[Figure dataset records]
>>>

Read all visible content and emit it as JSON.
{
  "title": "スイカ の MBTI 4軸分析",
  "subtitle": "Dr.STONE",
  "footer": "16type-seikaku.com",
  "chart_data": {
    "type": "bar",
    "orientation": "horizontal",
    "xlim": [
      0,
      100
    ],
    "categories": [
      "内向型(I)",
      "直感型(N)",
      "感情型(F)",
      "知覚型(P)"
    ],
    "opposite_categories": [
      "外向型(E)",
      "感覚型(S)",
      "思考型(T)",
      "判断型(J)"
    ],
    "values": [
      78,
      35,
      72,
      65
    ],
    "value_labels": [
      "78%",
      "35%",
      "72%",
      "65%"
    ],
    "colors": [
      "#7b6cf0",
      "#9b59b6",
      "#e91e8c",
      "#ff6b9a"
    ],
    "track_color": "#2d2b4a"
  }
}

<<<

▶ **WRITTEN INSTRUCTION**:
Give every line of the material again, exactly as it reads.

▶ **SOLVED EXERCISE**:
Read all visible content and emit it as JSON.
{
  "title": "スイカ の MBTI 4軸分析",
  "subtitle": "Dr.STONE",
  "footer": "16type-seikaku.com",
  "chart_data": {
    "type": "bar",
    "orientation": "horizontal",
    "xlim": [
      0,
      100
    ],
    "categories": [
      "内向型(I)",
      "直感型(N)",
      "感情型(F)",
      "知覚型(P)"
    ],
    "opposite_categories": [
      "外向型(E)",
      "感覚型(S)",
      "思考型(T)",
      "判断型(J)"
    ],
    "values": [
      78,
      35,
      72,
      65
    ],
    "value_labels": [
      "78%",
      "35%",
      "72%",
      "65%"
    ],
    "colors": [
      "#7b6cf0",
      "#9b59b6",
      "#e91e8c",
      "#ff6b9a"
    ],
    "track_color": "#2d2b4a"
  }
}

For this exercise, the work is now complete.